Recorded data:
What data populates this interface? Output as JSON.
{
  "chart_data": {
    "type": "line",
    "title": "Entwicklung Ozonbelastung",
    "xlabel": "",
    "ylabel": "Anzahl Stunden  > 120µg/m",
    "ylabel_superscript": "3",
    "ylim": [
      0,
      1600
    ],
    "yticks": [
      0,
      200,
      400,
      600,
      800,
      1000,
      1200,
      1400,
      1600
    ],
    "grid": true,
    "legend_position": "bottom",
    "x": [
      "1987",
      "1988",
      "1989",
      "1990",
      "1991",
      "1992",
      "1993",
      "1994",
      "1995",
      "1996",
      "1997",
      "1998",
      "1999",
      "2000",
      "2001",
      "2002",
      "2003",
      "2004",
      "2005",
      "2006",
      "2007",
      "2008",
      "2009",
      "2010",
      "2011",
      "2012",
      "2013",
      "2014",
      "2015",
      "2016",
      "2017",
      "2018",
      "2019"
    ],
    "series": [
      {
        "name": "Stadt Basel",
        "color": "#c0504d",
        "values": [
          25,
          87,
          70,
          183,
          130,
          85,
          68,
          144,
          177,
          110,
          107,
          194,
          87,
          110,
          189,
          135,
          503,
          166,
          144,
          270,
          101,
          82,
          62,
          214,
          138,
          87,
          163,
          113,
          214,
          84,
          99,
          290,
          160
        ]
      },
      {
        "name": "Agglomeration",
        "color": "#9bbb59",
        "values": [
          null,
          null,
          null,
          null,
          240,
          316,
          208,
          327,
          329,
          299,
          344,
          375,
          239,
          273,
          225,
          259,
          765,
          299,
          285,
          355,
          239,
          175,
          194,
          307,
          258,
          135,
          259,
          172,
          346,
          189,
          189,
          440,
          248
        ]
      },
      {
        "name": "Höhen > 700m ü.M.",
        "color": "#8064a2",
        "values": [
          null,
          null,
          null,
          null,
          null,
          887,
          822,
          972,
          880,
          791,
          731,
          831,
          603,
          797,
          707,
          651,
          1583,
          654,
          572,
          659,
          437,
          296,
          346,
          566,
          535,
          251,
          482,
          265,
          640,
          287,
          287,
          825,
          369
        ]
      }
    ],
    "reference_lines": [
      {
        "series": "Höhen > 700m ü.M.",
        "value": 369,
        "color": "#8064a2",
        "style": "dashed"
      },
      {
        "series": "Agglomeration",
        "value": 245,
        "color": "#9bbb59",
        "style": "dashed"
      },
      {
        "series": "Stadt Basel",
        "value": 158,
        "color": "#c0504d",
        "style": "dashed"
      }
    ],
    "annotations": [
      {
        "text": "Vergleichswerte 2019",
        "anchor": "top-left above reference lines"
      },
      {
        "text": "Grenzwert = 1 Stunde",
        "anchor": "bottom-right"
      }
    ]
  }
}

Objective:
Using the material above, gather every line that includes "anchor".

Result for this task:
        "anchor": "top-left above reference lines"
        "anchor": "bottom-right"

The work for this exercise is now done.